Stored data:
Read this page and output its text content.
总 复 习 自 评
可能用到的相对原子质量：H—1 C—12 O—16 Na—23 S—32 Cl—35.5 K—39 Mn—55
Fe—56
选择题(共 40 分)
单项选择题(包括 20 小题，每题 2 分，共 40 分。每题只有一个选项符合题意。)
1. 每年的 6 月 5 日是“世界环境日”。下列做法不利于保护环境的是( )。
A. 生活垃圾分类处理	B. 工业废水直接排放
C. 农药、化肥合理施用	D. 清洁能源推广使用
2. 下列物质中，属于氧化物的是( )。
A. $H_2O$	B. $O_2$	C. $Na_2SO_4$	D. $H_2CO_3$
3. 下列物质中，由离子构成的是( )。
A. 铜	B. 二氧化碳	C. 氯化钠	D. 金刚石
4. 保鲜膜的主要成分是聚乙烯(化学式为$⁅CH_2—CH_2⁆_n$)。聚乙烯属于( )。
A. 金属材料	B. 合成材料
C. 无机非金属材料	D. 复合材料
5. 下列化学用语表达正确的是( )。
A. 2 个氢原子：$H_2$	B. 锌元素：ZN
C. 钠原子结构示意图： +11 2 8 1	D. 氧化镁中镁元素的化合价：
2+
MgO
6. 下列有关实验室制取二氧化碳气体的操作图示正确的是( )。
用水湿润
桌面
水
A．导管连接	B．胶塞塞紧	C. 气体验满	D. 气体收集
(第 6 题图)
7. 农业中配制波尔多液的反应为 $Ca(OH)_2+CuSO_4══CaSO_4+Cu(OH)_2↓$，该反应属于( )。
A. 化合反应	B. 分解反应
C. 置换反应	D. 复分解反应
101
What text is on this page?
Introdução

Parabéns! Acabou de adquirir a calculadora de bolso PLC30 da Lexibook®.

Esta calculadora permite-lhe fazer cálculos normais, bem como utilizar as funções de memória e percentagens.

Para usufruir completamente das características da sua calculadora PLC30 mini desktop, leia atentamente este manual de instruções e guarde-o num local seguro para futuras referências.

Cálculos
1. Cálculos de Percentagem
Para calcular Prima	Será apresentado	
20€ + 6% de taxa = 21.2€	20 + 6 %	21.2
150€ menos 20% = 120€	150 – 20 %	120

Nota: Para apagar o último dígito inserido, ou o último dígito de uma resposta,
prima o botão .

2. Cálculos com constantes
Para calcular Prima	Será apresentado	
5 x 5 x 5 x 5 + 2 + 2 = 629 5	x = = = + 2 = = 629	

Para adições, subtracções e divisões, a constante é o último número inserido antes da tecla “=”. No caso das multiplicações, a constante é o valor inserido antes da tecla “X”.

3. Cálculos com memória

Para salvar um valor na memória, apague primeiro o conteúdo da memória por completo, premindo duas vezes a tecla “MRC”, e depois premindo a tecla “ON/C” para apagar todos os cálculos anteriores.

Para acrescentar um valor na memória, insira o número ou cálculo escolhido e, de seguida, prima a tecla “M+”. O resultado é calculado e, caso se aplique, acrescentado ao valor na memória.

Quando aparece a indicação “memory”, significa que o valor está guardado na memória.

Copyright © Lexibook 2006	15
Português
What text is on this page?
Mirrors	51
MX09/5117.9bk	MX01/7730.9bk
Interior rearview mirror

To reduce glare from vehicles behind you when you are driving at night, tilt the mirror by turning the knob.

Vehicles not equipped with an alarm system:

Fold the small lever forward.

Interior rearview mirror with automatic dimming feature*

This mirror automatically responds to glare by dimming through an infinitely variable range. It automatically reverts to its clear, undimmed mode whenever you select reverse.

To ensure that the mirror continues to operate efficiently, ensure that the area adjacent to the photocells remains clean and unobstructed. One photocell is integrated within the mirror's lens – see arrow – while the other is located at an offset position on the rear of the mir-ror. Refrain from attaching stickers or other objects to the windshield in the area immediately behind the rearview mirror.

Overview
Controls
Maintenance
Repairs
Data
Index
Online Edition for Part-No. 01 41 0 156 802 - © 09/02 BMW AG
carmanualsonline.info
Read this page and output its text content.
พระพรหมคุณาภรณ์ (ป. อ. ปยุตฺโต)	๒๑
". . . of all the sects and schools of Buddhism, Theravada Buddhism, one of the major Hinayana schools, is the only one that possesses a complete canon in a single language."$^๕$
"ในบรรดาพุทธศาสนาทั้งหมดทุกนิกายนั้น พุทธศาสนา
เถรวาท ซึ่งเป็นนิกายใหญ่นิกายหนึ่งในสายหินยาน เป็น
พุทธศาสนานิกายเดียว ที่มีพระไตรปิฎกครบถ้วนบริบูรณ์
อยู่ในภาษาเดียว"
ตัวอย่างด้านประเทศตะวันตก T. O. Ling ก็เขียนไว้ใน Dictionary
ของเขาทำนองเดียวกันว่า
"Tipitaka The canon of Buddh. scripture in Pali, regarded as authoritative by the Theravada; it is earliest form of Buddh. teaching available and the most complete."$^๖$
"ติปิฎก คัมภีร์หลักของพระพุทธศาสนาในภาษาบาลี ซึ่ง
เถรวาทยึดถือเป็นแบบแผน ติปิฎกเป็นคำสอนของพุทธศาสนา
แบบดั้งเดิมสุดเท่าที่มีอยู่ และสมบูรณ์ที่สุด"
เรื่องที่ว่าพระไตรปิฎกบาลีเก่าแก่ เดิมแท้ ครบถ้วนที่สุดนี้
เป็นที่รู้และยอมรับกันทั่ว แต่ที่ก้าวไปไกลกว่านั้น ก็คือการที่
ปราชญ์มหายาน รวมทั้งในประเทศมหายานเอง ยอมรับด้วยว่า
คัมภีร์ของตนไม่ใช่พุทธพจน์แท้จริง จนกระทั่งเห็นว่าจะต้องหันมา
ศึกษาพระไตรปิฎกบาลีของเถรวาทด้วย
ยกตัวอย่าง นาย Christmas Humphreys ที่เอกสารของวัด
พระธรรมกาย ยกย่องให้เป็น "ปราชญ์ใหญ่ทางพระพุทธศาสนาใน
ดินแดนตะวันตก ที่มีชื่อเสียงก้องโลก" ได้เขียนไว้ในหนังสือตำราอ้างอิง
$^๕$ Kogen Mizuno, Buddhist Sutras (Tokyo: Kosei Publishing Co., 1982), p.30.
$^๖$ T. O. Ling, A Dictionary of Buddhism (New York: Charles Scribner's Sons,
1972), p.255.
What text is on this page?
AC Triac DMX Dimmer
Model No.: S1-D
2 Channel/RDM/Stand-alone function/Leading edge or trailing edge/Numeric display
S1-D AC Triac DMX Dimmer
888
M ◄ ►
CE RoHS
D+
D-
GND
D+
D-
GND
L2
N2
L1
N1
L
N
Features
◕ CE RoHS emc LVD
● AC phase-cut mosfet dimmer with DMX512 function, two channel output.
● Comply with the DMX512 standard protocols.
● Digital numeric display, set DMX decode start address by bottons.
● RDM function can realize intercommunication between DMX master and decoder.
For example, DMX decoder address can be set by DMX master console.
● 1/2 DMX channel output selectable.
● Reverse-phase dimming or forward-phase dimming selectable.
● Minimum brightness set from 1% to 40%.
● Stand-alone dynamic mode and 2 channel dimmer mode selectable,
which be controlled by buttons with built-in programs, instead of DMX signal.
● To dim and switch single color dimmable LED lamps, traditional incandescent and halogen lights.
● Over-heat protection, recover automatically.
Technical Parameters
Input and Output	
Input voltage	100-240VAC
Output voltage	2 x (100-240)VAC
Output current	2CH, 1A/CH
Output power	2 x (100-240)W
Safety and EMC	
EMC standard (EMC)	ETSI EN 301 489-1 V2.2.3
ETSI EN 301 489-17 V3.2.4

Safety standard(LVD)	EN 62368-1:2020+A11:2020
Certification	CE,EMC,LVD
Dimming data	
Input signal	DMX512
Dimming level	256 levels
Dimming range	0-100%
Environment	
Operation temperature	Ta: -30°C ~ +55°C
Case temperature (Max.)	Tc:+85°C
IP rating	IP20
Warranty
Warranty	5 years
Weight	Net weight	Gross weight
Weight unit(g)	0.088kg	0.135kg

### Task details
Copy all lines from the material that hold "ยนไว".

### Solution to the exercise
ตัวอย่างด้านประเทศตะวันตก T. O. Ling ก็เขียนไว้ใน Dictionary
ดินแดนตะวันตก ที่มีชื่อเสียงก้องโลก" ได้เขียนไว้ในหนังสือตำราอ้างอิง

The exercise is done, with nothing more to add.